━━━━━ PROVIDED ENTRIES

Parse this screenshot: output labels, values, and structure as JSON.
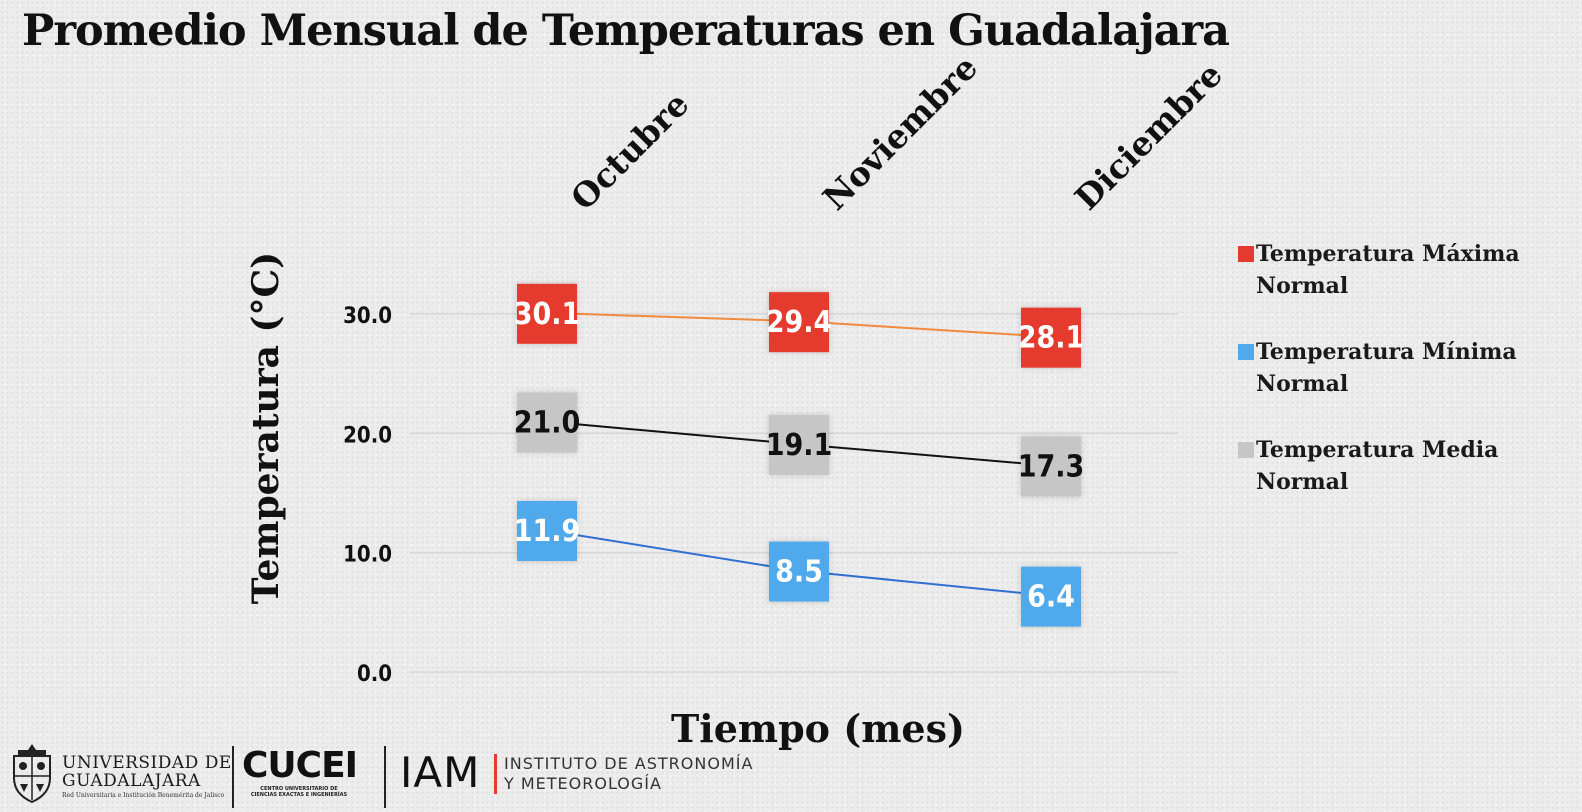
{
  "title": "Promedio Mensual de Temperaturas en Guadalajara",
  "chart_data": {
    "type": "line",
    "title": "Promedio Mensual de Temperaturas en Guadalajara",
    "xlabel": "Tiempo (mes)",
    "ylabel": "Temperatura  (°C)",
    "categories": [
      "Octubre",
      "Noviembre",
      "Diciembre"
    ],
    "y_ticks": [
      "0.0",
      "10.0",
      "20.0",
      "30.0"
    ],
    "ylim": [
      0,
      30
    ],
    "grid": true,
    "legend_position": "right",
    "series": [
      {
        "name": "Temperatura Máxima Normal",
        "values": [
          30.1,
          29.4,
          28.1
        ],
        "labels": [
          "30.1",
          "29.4",
          "28.1"
        ],
        "line_color": "#f08a3c",
        "label_color": "#e53a2f"
      },
      {
        "name": "Temperatura Mínima Normal",
        "values": [
          11.9,
          8.5,
          6.4
        ],
        "labels": [
          "11.9",
          "8.5",
          "6.4"
        ],
        "line_color": "#2f6fd1",
        "label_color": "#4fa9eb"
      },
      {
        "name": "Temperatura Media Normal",
        "values": [
          21.0,
          19.1,
          17.3
        ],
        "labels": [
          "21.0",
          "19.1",
          "17.3"
        ],
        "line_color": "#111111",
        "label_color": "#c6c6c6"
      }
    ]
  },
  "logos": {
    "udg_name_line1": "UNIVERSIDAD DE",
    "udg_name_line2": "GUADALAJARA",
    "udg_motto": "Red Universitaria e Institución Benemérita de Jalisco",
    "cucei": "CUCEI",
    "cucei_sub_line1": "CENTRO UNIVERSITARIO DE",
    "cucei_sub_line2": "CIENCIAS EXACTAS E INGENIERÍAS",
    "iam": "IAM",
    "iam_line1": "INSTITUTO DE ASTRONOMÍA",
    "iam_line2": "Y METEOROLOGÍA"
  }
}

━━━━━━━━━━

_YOUR TASK_.
Pull out every line of the records above that contains the word "Temperaturas".

_EXERCISE ANSWER_.
  "title": "Promedio Mensual de Temperaturas en Guadalajara",
    "title": "Promedio Mensual de Temperaturas en Guadalajara",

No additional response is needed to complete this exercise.